_WHAT THE TASK ASKS_
Reading the listing below, count the lines that contain the word "this" and give that count alone.

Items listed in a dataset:

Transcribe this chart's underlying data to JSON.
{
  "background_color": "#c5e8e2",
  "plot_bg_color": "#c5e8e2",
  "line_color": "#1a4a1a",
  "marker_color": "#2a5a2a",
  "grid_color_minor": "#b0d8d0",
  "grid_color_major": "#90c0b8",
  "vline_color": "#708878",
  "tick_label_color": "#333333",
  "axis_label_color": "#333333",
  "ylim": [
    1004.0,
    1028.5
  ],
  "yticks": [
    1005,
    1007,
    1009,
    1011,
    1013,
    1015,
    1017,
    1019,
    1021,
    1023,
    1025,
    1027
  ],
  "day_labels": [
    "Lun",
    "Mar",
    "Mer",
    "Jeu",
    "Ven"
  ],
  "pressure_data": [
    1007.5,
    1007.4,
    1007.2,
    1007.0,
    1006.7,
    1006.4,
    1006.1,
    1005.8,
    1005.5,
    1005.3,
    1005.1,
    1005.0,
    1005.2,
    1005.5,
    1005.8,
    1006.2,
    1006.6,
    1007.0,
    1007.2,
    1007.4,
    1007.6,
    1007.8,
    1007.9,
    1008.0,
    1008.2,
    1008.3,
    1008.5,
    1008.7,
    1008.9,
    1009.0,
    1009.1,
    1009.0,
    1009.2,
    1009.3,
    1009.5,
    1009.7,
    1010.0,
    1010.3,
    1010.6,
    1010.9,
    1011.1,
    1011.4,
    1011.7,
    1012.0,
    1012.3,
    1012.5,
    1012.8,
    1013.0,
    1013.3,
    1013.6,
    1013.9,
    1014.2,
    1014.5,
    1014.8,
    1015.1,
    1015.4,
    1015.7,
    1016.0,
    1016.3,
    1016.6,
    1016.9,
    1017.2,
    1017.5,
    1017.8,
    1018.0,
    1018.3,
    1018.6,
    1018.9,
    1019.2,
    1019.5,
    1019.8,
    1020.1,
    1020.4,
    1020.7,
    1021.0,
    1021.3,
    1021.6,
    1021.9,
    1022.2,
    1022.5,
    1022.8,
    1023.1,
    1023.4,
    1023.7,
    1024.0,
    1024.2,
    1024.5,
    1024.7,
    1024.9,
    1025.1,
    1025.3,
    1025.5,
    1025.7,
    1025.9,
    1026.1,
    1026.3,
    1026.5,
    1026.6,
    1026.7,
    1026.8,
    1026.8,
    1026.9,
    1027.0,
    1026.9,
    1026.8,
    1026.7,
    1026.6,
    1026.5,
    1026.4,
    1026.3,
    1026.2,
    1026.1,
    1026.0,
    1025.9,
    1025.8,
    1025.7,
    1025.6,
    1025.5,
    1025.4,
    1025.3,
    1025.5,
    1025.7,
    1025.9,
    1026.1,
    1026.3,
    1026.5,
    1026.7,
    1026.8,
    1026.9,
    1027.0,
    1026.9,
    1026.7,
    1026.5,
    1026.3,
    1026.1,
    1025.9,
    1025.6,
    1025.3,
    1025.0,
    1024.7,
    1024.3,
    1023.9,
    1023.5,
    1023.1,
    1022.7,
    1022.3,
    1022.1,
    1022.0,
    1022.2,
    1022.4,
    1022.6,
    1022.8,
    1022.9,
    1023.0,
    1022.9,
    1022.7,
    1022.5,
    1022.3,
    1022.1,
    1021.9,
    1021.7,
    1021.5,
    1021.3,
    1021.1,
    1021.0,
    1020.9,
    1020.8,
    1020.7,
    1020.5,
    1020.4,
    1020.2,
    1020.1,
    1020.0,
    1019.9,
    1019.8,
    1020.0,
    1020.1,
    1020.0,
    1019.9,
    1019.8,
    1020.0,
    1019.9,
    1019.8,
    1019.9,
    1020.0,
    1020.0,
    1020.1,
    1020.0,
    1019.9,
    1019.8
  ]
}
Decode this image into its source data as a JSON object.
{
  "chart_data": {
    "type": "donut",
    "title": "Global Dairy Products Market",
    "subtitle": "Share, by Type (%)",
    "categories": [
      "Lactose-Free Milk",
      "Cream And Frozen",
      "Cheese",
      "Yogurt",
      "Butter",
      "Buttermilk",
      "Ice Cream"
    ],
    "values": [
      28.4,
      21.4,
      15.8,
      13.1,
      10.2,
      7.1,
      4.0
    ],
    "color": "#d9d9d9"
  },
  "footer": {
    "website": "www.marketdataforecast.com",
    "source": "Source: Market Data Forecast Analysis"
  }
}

_REPLY_
2